__Given exercise__. Return, word for word, every line that follows.
(begin)
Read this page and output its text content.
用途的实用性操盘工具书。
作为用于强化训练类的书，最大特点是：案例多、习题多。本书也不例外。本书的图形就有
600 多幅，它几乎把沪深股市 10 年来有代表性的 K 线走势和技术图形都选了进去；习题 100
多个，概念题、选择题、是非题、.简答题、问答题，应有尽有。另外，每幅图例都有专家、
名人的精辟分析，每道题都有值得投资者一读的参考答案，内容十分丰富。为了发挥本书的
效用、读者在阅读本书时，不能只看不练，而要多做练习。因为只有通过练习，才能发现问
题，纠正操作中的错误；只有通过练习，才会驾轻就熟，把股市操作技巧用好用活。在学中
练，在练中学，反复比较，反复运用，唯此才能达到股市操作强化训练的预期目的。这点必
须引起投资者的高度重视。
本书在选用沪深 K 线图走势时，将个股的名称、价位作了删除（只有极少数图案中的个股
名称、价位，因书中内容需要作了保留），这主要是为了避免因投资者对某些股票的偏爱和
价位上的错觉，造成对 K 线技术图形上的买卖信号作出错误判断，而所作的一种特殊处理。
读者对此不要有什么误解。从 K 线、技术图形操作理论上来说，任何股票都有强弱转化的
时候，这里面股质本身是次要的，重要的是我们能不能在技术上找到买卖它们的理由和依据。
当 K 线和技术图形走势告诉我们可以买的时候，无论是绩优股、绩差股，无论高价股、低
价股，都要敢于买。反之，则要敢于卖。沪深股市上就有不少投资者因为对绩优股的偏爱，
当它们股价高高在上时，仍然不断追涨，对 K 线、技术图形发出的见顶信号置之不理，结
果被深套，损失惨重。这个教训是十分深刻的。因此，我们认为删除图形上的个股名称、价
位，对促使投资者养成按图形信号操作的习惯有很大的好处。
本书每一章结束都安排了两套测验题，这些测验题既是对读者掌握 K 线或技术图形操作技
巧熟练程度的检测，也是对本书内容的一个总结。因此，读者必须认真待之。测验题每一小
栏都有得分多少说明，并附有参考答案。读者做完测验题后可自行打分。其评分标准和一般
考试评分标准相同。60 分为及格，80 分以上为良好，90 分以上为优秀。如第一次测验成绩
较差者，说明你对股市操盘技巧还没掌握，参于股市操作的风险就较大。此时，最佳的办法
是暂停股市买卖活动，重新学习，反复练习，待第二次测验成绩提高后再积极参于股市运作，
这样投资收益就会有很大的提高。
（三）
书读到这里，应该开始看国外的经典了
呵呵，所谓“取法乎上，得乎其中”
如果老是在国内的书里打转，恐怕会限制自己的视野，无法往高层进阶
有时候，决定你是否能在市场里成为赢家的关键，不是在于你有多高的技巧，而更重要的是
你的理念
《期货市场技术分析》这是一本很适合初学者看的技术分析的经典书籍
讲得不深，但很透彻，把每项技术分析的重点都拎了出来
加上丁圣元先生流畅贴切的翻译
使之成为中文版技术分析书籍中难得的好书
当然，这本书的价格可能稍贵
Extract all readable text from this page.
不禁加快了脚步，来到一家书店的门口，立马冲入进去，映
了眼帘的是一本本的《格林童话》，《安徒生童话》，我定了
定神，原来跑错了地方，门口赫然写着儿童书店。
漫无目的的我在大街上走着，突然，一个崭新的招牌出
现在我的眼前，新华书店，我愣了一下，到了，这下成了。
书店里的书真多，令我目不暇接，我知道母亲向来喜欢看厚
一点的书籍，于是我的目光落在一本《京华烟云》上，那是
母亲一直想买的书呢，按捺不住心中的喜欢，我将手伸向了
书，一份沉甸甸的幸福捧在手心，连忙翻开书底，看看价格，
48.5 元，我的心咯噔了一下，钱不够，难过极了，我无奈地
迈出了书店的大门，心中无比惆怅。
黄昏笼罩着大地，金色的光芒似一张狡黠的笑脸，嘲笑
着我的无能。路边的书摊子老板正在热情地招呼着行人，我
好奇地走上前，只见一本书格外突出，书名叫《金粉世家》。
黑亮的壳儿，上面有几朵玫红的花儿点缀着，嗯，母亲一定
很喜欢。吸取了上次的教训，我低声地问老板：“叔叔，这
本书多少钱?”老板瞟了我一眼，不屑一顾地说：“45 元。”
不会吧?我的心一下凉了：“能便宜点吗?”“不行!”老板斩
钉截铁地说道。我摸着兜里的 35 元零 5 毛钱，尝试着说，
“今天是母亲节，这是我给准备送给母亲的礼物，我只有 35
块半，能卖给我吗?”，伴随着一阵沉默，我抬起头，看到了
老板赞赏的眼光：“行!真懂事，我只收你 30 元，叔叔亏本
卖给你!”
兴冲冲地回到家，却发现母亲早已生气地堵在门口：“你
(end)
__Exercise answer__.
Read this page and output its text content.
用途的实用性操盘工具书。
作为用于强化训练类的书，最大特点是：案例多、习题多。本书也不例外。本书的图形就有
600 多幅，它几乎把沪深股市 10 年来有代表性的 K 线走势和技术图形都选了进去；习题 100
多个，概念题、选择题、是非题、.简答题、问答题，应有尽有。另外，每幅图例都有专家、
名人的精辟分析，每道题都有值得投资者一读的参考答案，内容十分丰富。为了发挥本书的
效用、读者在阅读本书时，不能只看不练，而要多做练习。因为只有通过练习，才能发现问
题，纠正操作中的错误；只有通过练习，才会驾轻就熟，把股市操作技巧用好用活。在学中
练，在练中学，反复比较，反复运用，唯此才能达到股市操作强化训练的预期目的。这点必
须引起投资者的高度重视。
本书在选用沪深 K 线图走势时，将个股的名称、价位作了删除（只有极少数图案中的个股
名称、价位，因书中内容需要作了保留），这主要是为了避免因投资者对某些股票的偏爱和
价位上的错觉，造成对 K 线技术图形上的买卖信号作出错误判断，而所作的一种特殊处理。
读者对此不要有什么误解。从 K 线、技术图形操作理论上来说，任何股票都有强弱转化的
时候，这里面股质本身是次要的，重要的是我们能不能在技术上找到买卖它们的理由和依据。
当 K 线和技术图形走势告诉我们可以买的时候，无论是绩优股、绩差股，无论高价股、低
价股，都要敢于买。反之，则要敢于卖。沪深股市上就有不少投资者因为对绩优股的偏爱，
当它们股价高高在上时，仍然不断追涨，对 K 线、技术图形发出的见顶信号置之不理，结
果被深套，损失惨重。这个教训是十分深刻的。因此，我们认为删除图形上的个股名称、价
位，对促使投资者养成按图形信号操作的习惯有很大的好处。
本书每一章结束都安排了两套测验题，这些测验题既是对读者掌握 K 线或技术图形操作技
巧熟练程度的检测，也是对本书内容的一个总结。因此，读者必须认真待之。测验题每一小
栏都有得分多少说明，并附有参考答案。读者做完测验题后可自行打分。其评分标准和一般
考试评分标准相同。60 分为及格，80 分以上为良好，90 分以上为优秀。如第一次测验成绩
较差者，说明你对股市操盘技巧还没掌握，参于股市操作的风险就较大。此时，最佳的办法
是暂停股市买卖活动，重新学习，反复练习，待第二次测验成绩提高后再积极参于股市运作，
这样投资收益就会有很大的提高。
（三）
书读到这里，应该开始看国外的经典了
呵呵，所谓“取法乎上，得乎其中”
如果老是在国内的书里打转，恐怕会限制自己的视野，无法往高层进阶
有时候，决定你是否能在市场里成为赢家的关键，不是在于你有多高的技巧，而更重要的是
你的理念
《期货市场技术分析》这是一本很适合初学者看的技术分析的经典书籍
讲得不深，但很透彻，把每项技术分析的重点都拎了出来
加上丁圣元先生流畅贴切的翻译
使之成为中文版技术分析书籍中难得的好书
当然，这本书的价格可能稍贵
Extract all readable text from this page.
不禁加快了脚步，来到一家书店的门口，立马冲入进去，映
了眼帘的是一本本的《格林童话》，《安徒生童话》，我定了
定神，原来跑错了地方，门口赫然写着儿童书店。
漫无目的的我在大街上走着，突然，一个崭新的招牌出
现在我的眼前，新华书店，我愣了一下，到了，这下成了。
书店里的书真多，令我目不暇接，我知道母亲向来喜欢看厚
一点的书籍，于是我的目光落在一本《京华烟云》上，那是
母亲一直想买的书呢，按捺不住心中的喜欢，我将手伸向了
书，一份沉甸甸的幸福捧在手心，连忙翻开书底，看看价格，
48.5 元，我的心咯噔了一下，钱不够，难过极了，我无奈地
迈出了书店的大门，心中无比惆怅。
黄昏笼罩着大地，金色的光芒似一张狡黠的笑脸，嘲笑
着我的无能。路边的书摊子老板正在热情地招呼着行人，我
好奇地走上前，只见一本书格外突出，书名叫《金粉世家》。
黑亮的壳儿，上面有几朵玫红的花儿点缀着，嗯，母亲一定
很喜欢。吸取了上次的教训，我低声地问老板：“叔叔，这
本书多少钱?”老板瞟了我一眼，不屑一顾地说：“45 元。”
不会吧?我的心一下凉了：“能便宜点吗?”“不行!”老板斩
钉截铁地说道。我摸着兜里的 35 元零 5 毛钱，尝试着说，
“今天是母亲节，这是我给准备送给母亲的礼物，我只有 35
块半，能卖给我吗?”，伴随着一阵沉默，我抬起头，看到了
老板赞赏的眼光：“行!真懂事，我只收你 30 元，叔叔亏本
卖给你!”
兴冲冲地回到家，却发现母亲早已生气地堵在门口：“你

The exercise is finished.